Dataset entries

○ ○ ○ ○ ○ ○ ○

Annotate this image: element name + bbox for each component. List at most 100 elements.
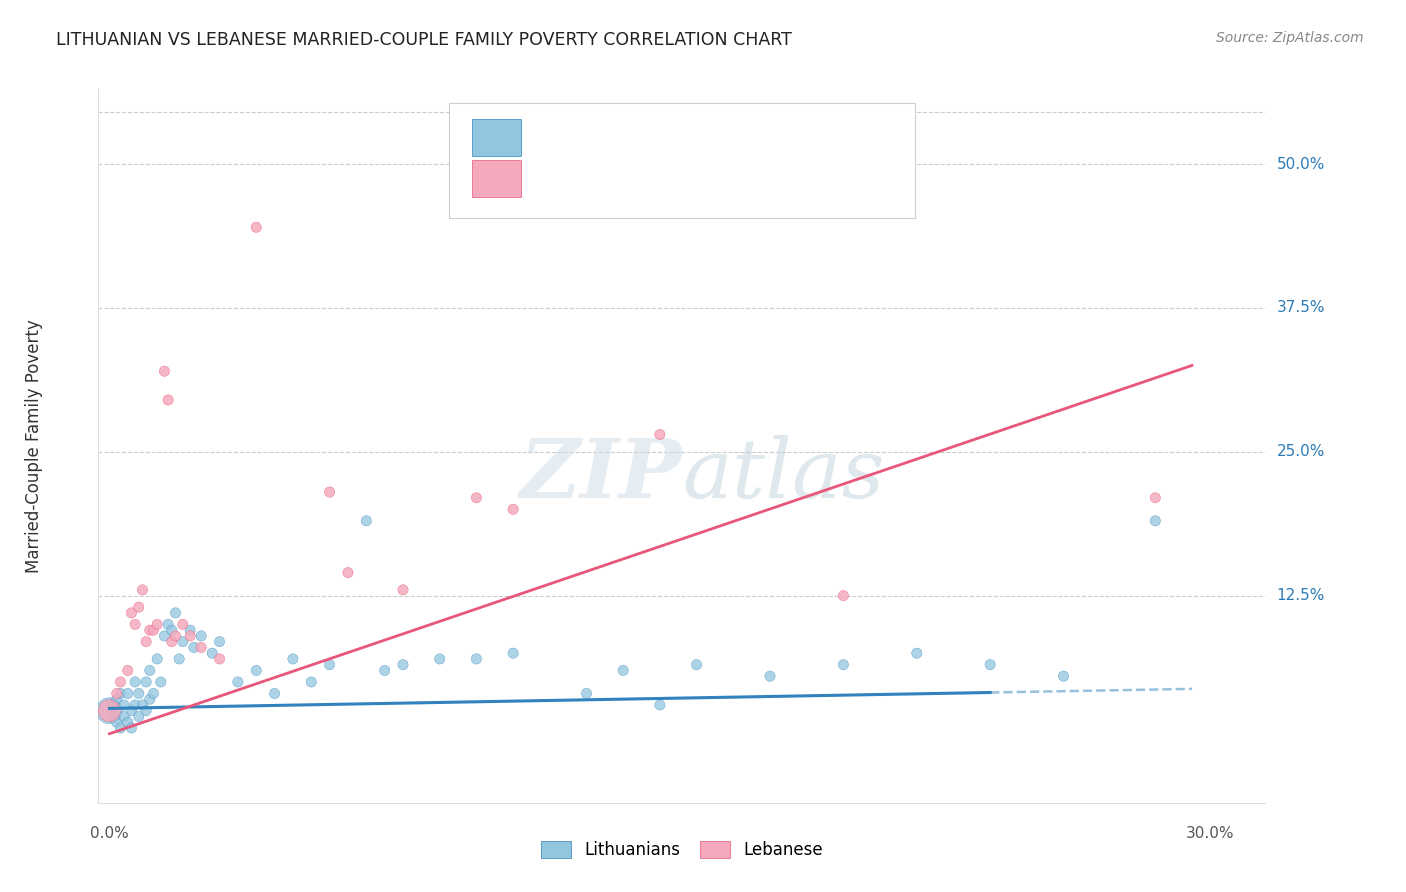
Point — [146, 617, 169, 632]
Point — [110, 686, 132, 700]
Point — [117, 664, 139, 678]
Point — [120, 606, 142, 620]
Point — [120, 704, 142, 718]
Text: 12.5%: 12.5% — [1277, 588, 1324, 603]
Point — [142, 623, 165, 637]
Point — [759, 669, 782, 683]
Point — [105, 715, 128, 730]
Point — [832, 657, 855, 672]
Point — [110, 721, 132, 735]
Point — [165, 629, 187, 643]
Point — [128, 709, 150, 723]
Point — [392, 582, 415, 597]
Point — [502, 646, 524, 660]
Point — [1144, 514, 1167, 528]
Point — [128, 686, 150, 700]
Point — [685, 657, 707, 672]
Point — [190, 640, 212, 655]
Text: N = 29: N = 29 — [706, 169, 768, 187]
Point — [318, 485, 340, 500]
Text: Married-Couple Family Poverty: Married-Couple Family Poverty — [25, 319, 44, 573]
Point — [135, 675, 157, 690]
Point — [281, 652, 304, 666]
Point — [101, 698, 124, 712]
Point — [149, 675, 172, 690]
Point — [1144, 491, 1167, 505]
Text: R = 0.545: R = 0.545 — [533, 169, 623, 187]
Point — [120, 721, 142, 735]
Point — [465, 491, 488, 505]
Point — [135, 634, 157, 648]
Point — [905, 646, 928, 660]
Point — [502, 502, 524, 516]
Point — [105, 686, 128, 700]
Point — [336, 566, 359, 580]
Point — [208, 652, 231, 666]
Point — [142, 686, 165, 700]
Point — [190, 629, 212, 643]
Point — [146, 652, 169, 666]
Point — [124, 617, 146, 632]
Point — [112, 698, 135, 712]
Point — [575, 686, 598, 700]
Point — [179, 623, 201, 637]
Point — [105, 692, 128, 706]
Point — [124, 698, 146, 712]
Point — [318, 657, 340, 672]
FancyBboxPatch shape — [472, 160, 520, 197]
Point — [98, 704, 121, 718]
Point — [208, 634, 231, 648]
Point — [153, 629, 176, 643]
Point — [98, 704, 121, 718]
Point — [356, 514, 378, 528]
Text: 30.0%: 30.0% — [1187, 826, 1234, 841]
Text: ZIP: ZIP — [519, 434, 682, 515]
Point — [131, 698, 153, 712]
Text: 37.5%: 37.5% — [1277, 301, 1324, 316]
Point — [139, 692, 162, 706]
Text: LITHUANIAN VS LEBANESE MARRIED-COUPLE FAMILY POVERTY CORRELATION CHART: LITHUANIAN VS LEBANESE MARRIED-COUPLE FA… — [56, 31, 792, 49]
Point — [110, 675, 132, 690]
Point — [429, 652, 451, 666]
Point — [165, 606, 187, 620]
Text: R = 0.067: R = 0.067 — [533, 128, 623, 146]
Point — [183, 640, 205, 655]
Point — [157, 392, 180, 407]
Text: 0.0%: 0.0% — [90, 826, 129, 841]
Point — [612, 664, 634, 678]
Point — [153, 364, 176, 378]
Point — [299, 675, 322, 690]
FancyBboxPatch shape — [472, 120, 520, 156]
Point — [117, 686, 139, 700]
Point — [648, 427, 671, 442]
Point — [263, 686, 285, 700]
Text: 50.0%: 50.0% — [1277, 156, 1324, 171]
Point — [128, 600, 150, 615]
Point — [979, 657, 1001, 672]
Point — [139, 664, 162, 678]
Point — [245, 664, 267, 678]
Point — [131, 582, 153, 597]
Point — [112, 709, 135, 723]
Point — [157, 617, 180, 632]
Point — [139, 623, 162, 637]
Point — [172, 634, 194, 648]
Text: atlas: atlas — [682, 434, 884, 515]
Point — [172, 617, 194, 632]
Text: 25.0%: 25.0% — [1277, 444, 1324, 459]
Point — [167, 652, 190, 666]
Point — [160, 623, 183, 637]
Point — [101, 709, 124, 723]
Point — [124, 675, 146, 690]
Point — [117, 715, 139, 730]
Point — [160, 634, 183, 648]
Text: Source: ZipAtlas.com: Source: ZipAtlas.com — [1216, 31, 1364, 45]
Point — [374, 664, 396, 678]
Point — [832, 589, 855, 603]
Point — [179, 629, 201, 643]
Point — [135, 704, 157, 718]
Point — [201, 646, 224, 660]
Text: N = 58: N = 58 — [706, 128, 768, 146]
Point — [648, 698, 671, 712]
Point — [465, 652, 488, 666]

○ ○ ○ ○ ○ ○ ○

Task to complete: Rewrite every line of the entries above as a numbered list. Skip any blank lines and leave out the pictures.

Solution to this problem:
1. Annotate this image: element name + bbox for each component. List at most 100 elements.
2. Point — [146, 617, 169, 632]
3. Point — [110, 686, 132, 700]
4. Point — [117, 664, 139, 678]
5. Point — [120, 606, 142, 620]
6. Point — [120, 704, 142, 718]
7. Text: 12.5%: 12.5% — [1277, 588, 1324, 603]
8. Point — [142, 623, 165, 637]
9. Point — [759, 669, 782, 683]
10. Point — [105, 715, 128, 730]
11. Point — [832, 657, 855, 672]
12. Point — [110, 721, 132, 735]
13. Point — [165, 629, 187, 643]
14. Point — [128, 709, 150, 723]
15. Point — [392, 582, 415, 597]
16. Point — [502, 646, 524, 660]
17. Point — [1144, 514, 1167, 528]
18. Point — [128, 686, 150, 700]
19. Point — [685, 657, 707, 672]
20. Point — [190, 640, 212, 655]
21. Text: N = 29: N = 29 — [706, 169, 768, 187]
22. Point — [318, 485, 340, 500]
23. Text: Married-Couple Family Poverty: Married-Couple Family Poverty — [25, 319, 44, 573]
24. Point — [135, 675, 157, 690]
25. Point — [281, 652, 304, 666]
26. Point — [101, 698, 124, 712]
27. Point — [149, 675, 172, 690]
28. Point — [1144, 491, 1167, 505]
29. Text: R = 0.545: R = 0.545 — [533, 169, 623, 187]
30. Point — [120, 721, 142, 735]
31. Point — [465, 491, 488, 505]
32. Point — [135, 634, 157, 648]
33. Point — [905, 646, 928, 660]
34. Point — [502, 502, 524, 516]
35. Point — [105, 686, 128, 700]
36. Point — [336, 566, 359, 580]
37. Point — [208, 652, 231, 666]
38. Point — [142, 686, 165, 700]
39. Point — [190, 629, 212, 643]
40. Point — [146, 652, 169, 666]
41. Point — [124, 617, 146, 632]
42. Point — [112, 698, 135, 712]
43. Point — [575, 686, 598, 700]
44. Point — [179, 623, 201, 637]
45. Point — [105, 692, 128, 706]
46. Point — [124, 698, 146, 712]
47. Point — [318, 657, 340, 672]
48. FancyBboxPatch shape — [472, 160, 520, 197]
49. Point — [98, 704, 121, 718]
50. Point — [208, 634, 231, 648]
51. Point — [153, 629, 176, 643]
52. Point — [98, 704, 121, 718]
53. Point — [356, 514, 378, 528]
54. Text: 30.0%: 30.0% — [1187, 826, 1234, 841]
55. Text: ZIP: ZIP — [519, 434, 682, 515]
56. Point — [131, 698, 153, 712]
57. Text: 37.5%: 37.5% — [1277, 301, 1324, 316]
58. Point — [139, 692, 162, 706]
59. Text: LITHUANIAN VS LEBANESE MARRIED-COUPLE FAMILY POVERTY CORRELATION CHART: LITHUANIAN VS LEBANESE MARRIED-COUPLE FA… — [56, 31, 792, 49]
60. Point — [110, 675, 132, 690]
61. Point — [429, 652, 451, 666]
62. Point — [165, 606, 187, 620]
63. Text: R = 0.067: R = 0.067 — [533, 128, 623, 146]
64. Point — [183, 640, 205, 655]
65. Point — [157, 392, 180, 407]
66. Text: 0.0%: 0.0% — [90, 826, 129, 841]
67. Point — [612, 664, 634, 678]
68. Point — [153, 364, 176, 378]
69. Point — [299, 675, 322, 690]
70. FancyBboxPatch shape — [472, 120, 520, 156]
71. Point — [117, 686, 139, 700]
72. Point — [648, 427, 671, 442]
73. Point — [263, 686, 285, 700]
74. Text: 50.0%: 50.0% — [1277, 156, 1324, 171]
75. Point — [128, 600, 150, 615]
76. Point — [979, 657, 1001, 672]
77. Point — [139, 664, 162, 678]
78. Point — [245, 664, 267, 678]
79. Point — [131, 582, 153, 597]
80. Point — [112, 709, 135, 723]
81. Point — [157, 617, 180, 632]
82. Point — [139, 623, 162, 637]
83. Point — [172, 634, 194, 648]
84. Text: atlas: atlas — [682, 434, 884, 515]
85. Point — [172, 617, 194, 632]
86. Text: 25.0%: 25.0% — [1277, 444, 1324, 459]
87. Point — [167, 652, 190, 666]
88. Point — [160, 623, 183, 637]
89. Point — [101, 709, 124, 723]
90. Point — [124, 675, 146, 690]
91. Point — [117, 715, 139, 730]
92. Point — [160, 634, 183, 648]
93. Text: Source: ZipAtlas.com: Source: ZipAtlas.com — [1216, 31, 1364, 45]
94. Point — [374, 664, 396, 678]
95. Point — [832, 589, 855, 603]
96. Point — [179, 629, 201, 643]
97. Point — [135, 704, 157, 718]
98. Point — [201, 646, 224, 660]
99. Text: N = 58: N = 58 — [706, 128, 768, 146]
100. Point — [648, 698, 671, 712]
101. Point — [465, 652, 488, 666]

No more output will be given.